-- Exercise directions --
Only a number is wanted: how many lines of the entries include the string "車色代碼"?

-- Data to process --
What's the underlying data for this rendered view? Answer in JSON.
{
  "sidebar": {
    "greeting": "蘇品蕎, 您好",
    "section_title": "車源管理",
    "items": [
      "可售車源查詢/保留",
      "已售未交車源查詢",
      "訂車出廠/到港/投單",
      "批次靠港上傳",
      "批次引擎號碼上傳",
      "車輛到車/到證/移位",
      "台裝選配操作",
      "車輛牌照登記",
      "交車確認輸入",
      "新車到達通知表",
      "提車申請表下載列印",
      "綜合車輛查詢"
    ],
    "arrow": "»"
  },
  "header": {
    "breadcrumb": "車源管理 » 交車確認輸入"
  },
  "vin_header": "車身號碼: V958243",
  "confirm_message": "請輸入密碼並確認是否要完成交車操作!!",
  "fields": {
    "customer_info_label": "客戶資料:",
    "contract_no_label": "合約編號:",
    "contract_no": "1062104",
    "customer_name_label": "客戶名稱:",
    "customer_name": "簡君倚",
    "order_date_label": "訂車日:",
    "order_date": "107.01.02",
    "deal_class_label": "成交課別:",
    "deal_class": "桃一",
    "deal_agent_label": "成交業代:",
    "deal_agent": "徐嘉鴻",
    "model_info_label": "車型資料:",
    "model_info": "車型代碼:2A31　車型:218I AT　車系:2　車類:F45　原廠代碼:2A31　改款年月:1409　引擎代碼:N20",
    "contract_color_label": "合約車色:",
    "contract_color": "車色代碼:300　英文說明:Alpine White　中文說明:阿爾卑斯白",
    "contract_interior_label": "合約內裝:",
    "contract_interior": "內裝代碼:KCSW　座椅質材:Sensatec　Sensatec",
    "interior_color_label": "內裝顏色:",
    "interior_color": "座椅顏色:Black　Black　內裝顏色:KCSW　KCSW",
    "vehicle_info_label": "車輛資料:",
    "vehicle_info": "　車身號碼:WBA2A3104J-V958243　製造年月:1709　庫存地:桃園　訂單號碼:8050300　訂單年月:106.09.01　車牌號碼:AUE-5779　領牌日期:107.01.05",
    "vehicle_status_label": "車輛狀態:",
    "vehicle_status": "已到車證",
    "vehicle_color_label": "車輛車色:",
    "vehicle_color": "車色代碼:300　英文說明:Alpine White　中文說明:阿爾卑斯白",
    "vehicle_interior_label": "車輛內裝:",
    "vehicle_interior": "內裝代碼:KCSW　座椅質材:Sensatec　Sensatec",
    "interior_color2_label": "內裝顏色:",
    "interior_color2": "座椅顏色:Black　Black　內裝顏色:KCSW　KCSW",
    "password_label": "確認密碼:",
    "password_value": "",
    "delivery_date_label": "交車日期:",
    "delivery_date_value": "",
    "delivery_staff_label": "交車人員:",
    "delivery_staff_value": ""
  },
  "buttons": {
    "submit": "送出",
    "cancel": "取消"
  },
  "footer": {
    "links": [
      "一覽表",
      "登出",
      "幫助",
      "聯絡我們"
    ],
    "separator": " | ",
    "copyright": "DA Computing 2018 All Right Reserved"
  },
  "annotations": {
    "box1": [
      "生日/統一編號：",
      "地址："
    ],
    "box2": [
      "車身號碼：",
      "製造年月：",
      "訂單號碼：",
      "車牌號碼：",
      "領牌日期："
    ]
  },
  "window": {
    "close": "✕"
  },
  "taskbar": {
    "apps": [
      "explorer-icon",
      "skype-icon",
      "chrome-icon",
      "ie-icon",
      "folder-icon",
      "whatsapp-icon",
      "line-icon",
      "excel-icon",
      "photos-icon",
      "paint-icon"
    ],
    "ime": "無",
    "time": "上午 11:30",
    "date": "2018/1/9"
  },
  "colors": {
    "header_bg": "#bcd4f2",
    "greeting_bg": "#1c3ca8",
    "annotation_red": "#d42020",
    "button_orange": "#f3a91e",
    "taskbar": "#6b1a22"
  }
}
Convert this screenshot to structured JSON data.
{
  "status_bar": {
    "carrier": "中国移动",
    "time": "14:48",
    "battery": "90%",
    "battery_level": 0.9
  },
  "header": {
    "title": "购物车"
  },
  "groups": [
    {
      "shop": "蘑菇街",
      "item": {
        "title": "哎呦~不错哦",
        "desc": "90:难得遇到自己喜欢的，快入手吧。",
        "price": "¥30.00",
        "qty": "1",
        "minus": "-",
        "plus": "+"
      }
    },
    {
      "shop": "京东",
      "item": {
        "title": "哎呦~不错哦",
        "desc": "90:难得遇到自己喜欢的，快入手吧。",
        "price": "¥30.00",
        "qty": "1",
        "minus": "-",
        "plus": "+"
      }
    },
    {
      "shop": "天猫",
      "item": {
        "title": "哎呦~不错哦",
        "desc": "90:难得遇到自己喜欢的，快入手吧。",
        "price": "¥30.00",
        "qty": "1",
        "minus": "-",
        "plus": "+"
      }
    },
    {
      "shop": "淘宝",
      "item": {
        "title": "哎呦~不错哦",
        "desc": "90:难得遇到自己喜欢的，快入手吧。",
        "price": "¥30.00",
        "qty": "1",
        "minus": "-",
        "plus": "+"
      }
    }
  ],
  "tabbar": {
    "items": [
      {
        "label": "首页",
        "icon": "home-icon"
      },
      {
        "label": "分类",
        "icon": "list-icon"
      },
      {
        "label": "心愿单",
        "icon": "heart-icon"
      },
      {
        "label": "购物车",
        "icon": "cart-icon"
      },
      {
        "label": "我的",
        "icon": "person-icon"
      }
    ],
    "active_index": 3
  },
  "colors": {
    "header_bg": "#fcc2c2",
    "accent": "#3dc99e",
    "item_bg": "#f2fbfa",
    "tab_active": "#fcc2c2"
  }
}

-- Exercise answer --
2